-- START OF DATA FOR THE TASK --
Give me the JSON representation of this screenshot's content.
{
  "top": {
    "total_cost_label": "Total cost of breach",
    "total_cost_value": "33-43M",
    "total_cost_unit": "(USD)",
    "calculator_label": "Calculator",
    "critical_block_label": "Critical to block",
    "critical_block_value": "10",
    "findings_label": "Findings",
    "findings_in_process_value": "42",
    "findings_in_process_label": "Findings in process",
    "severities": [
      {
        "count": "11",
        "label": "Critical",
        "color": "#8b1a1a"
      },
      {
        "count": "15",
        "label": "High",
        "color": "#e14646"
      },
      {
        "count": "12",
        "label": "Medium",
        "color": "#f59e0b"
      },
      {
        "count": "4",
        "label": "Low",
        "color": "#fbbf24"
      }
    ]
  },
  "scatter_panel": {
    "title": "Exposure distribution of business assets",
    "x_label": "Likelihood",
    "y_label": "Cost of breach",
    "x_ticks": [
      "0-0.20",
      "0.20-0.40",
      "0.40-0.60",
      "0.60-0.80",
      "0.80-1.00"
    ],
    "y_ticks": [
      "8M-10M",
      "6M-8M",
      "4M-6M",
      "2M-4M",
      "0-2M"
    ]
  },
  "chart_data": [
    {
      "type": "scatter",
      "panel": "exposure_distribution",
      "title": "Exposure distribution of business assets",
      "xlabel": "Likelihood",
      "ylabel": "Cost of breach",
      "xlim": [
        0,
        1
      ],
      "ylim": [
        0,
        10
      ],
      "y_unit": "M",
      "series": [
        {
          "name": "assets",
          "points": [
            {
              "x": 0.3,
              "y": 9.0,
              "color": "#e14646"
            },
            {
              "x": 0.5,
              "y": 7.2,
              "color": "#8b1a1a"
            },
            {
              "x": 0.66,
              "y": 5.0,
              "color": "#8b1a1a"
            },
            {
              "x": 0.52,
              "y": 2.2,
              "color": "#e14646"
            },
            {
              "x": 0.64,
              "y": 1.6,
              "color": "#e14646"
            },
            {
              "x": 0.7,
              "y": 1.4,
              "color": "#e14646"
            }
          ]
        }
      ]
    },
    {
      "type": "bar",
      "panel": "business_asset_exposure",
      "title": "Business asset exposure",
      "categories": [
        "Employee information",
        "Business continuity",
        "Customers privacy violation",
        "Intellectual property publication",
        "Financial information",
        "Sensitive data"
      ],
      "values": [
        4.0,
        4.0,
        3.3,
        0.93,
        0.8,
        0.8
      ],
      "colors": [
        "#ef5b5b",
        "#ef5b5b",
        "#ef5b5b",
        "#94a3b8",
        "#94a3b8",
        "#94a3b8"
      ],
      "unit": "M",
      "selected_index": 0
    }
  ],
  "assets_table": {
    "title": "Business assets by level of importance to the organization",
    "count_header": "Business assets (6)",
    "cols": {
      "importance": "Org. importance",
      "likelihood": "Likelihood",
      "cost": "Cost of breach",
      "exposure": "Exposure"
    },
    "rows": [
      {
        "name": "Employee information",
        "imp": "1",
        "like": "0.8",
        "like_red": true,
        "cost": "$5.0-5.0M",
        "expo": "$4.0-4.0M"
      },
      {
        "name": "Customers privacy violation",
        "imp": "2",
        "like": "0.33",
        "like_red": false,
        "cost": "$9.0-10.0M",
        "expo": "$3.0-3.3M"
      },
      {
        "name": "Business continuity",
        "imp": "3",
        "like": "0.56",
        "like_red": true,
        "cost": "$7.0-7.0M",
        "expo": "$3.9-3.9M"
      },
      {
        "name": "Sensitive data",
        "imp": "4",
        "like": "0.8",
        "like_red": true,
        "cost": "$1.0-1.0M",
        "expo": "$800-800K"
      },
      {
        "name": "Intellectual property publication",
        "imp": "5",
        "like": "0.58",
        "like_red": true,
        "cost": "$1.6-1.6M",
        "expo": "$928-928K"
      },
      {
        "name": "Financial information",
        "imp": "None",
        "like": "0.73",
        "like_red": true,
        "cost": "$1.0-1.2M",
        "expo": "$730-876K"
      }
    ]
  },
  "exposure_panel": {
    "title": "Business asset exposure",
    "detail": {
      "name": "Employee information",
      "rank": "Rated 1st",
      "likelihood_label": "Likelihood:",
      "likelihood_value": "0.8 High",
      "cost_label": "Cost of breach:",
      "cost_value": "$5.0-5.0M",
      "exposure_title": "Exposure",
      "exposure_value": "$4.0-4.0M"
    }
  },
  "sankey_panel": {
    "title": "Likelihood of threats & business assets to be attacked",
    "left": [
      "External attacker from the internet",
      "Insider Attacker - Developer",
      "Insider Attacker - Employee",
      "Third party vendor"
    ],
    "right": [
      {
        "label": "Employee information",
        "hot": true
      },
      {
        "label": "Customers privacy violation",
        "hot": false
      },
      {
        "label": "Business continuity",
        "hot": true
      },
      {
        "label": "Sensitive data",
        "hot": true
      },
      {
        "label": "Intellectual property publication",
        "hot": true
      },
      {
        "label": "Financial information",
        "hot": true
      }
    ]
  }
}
-- END OF DATA FOR THE TASK --
Above are some records. Print them all exactly.

Give me the JSON representation of this screenshot's content.
{
  "top": {
    "total_cost_label": "Total cost of breach",
    "total_cost_value": "33-43M",
    "total_cost_unit": "(USD)",
    "calculator_label": "Calculator",
    "critical_block_label": "Critical to block",
    "critical_block_value": "10",
    "findings_label": "Findings",
    "findings_in_process_value": "42",
    "findings_in_process_label": "Findings in process",
    "severities": [
      {
        "count": "11",
        "label": "Critical",
        "color": "#8b1a1a"
      },
      {
        "count": "15",
        "label": "High",
        "color": "#e14646"
      },
      {
        "count": "12",
        "label": "Medium",
        "color": "#f59e0b"
      },
      {
        "count": "4",
        "label": "Low",
        "color": "#fbbf24"
      }
    ]
  },
  "scatter_panel": {
    "title": "Exposure distribution of business assets",
    "x_label": "Likelihood",
    "y_label": "Cost of breach",
    "x_ticks": [
      "0-0.20",
      "0.20-0.40",
      "0.40-0.60",
      "0.60-0.80",
      "0.80-1.00"
    ],
    "y_ticks": [
      "8M-10M",
      "6M-8M",
      "4M-6M",
      "2M-4M",
      "0-2M"
    ]
  },
  "chart_data": [
    {
      "type": "scatter",
      "panel": "exposure_distribution",
      "title": "Exposure distribution of business assets",
      "xlabel": "Likelihood",
      "ylabel": "Cost of breach",
      "xlim": [
        0,
        1
      ],
      "ylim": [
        0,
        10
      ],
      "y_unit": "M",
      "series": [
        {
          "name": "assets",
          "points": [
            {
              "x": 0.3,
              "y": 9.0,
              "color": "#e14646"
            },
            {
              "x": 0.5,
              "y": 7.2,
              "color": "#8b1a1a"
            },
            {
              "x": 0.66,
              "y": 5.0,
              "color": "#8b1a1a"
            },
            {
              "x": 0.52,
              "y": 2.2,
              "color": "#e14646"
            },
            {
              "x": 0.64,
              "y": 1.6,
              "color": "#e14646"
            },
            {
              "x": 0.7,
              "y": 1.4,
              "color": "#e14646"
            }
          ]
        }
      ]
    },
    {
      "type": "bar",
      "panel": "business_asset_exposure",
      "title": "Business asset exposure",
      "categories": [
        "Employee information",
        "Business continuity",
        "Customers privacy violation",
        "Intellectual property publication",
        "Financial information",
        "Sensitive data"
      ],
      "values": [
        4.0,
        4.0,
        3.3,
        0.93,
        0.8,
        0.8
      ],
      "colors": [
        "#ef5b5b",
        "#ef5b5b",
        "#ef5b5b",
        "#94a3b8",
        "#94a3b8",
        "#94a3b8"
      ],
      "unit": "M",
      "selected_index": 0
    }
  ],
  "assets_table": {
    "title": "Business assets by level of importance to the organization",
    "count_header": "Business assets (6)",
    "cols": {
      "importance": "Org. importance",
      "likelihood": "Likelihood",
      "cost": "Cost of breach",
      "exposure": "Exposure"
    },
    "rows": [
      {
        "name": "Employee information",
        "imp": "1",
        "like": "0.8",
        "like_red": true,
        "cost": "$5.0-5.0M",
        "expo": "$4.0-4.0M"
      },
      {
        "name": "Customers privacy violation",
        "imp": "2",
        "like": "0.33",
        "like_red": false,
        "cost": "$9.0-10.0M",
        "expo": "$3.0-3.3M"
      },
      {
        "name": "Business continuity",
        "imp": "3",
        "like": "0.56",
        "like_red": true,
        "cost": "$7.0-7.0M",
        "expo": "$3.9-3.9M"
      },
      {
        "name": "Sensitive data",
        "imp": "4",
        "like": "0.8",
        "like_red": true,
        "cost": "$1.0-1.0M",
        "expo": "$800-800K"
      },
      {
        "name": "Intellectual property publication",
        "imp": "5",
        "like": "0.58",
        "like_red": true,
        "cost": "$1.6-1.6M",
        "expo": "$928-928K"
      },
      {
        "name": "Financial information",
        "imp": "None",
        "like": "0.73",
        "like_red": true,
        "cost": "$1.0-1.2M",
        "expo": "$730-876K"
      }
    ]
  },
  "exposure_panel": {
    "title": "Business asset exposure",
    "detail": {
      "name": "Employee information",
      "rank": "Rated 1st",
      "likelihood_label": "Likelihood:",
      "likelihood_value": "0.8 High",
      "cost_label": "Cost of breach:",
      "cost_value": "$5.0-5.0M",
      "exposure_title": "Exposure",
      "exposure_value": "$4.0-4.0M"
    }
  },
  "sankey_panel": {
    "title": "Likelihood of threats & business assets to be attacked",
    "left": [
      "External attacker from the internet",
      "Insider Attacker - Developer",
      "Insider Attacker - Employee",
      "Third party vendor"
    ],
    "right": [
      {
        "label": "Employee information",
        "hot": true
      },
      {
        "label": "Customers privacy violation",
        "hot": false
      },
      {
        "label": "Business continuity",
        "hot": true
      },
      {
        "label": "Sensitive data",
        "hot": true
      },
      {
        "label": "Intellectual property publication",
        "hot": true
      },
      {
        "label": "Financial information",
        "hot": true
      }
    ]
  }
}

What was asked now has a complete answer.